◆ **The exercise**: Extract all lines from the data beneath that include the word "Local".

◆ **Records to use**:
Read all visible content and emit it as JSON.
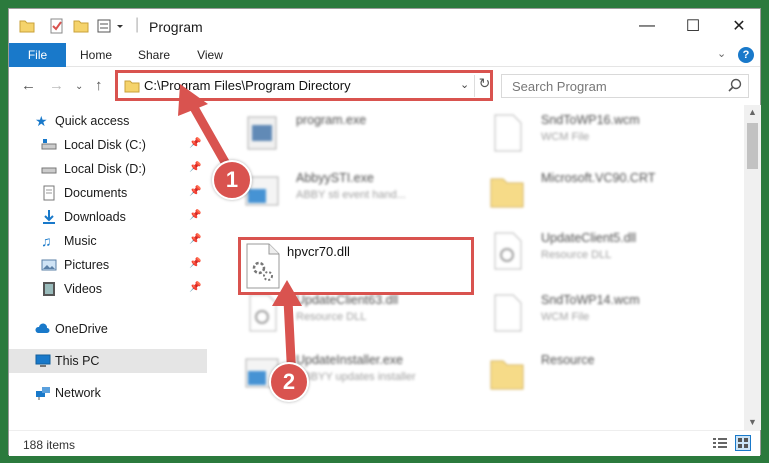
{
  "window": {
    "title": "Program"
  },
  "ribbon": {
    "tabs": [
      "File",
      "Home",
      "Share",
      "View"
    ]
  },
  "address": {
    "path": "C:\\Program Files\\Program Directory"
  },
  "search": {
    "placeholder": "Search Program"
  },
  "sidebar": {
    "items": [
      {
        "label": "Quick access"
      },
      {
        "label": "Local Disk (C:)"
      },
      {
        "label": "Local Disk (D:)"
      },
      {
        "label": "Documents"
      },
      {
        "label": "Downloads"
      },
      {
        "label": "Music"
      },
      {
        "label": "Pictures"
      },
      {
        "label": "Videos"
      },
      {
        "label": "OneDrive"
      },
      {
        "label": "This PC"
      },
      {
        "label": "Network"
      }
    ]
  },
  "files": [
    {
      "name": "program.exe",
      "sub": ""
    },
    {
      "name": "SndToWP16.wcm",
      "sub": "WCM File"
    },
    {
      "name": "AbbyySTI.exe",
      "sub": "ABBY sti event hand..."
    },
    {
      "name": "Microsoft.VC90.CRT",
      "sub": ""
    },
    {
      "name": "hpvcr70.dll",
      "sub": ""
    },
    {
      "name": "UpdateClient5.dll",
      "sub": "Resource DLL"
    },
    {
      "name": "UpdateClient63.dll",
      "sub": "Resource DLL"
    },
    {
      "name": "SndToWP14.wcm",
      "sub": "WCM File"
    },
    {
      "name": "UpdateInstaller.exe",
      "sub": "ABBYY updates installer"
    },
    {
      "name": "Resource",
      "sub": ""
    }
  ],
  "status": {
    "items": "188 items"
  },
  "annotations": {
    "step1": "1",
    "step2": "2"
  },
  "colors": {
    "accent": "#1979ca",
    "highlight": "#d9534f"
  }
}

◆ **Answer for the task**:
        "label": "Local Disk (C:)"
        "label": "Local Disk (D:)"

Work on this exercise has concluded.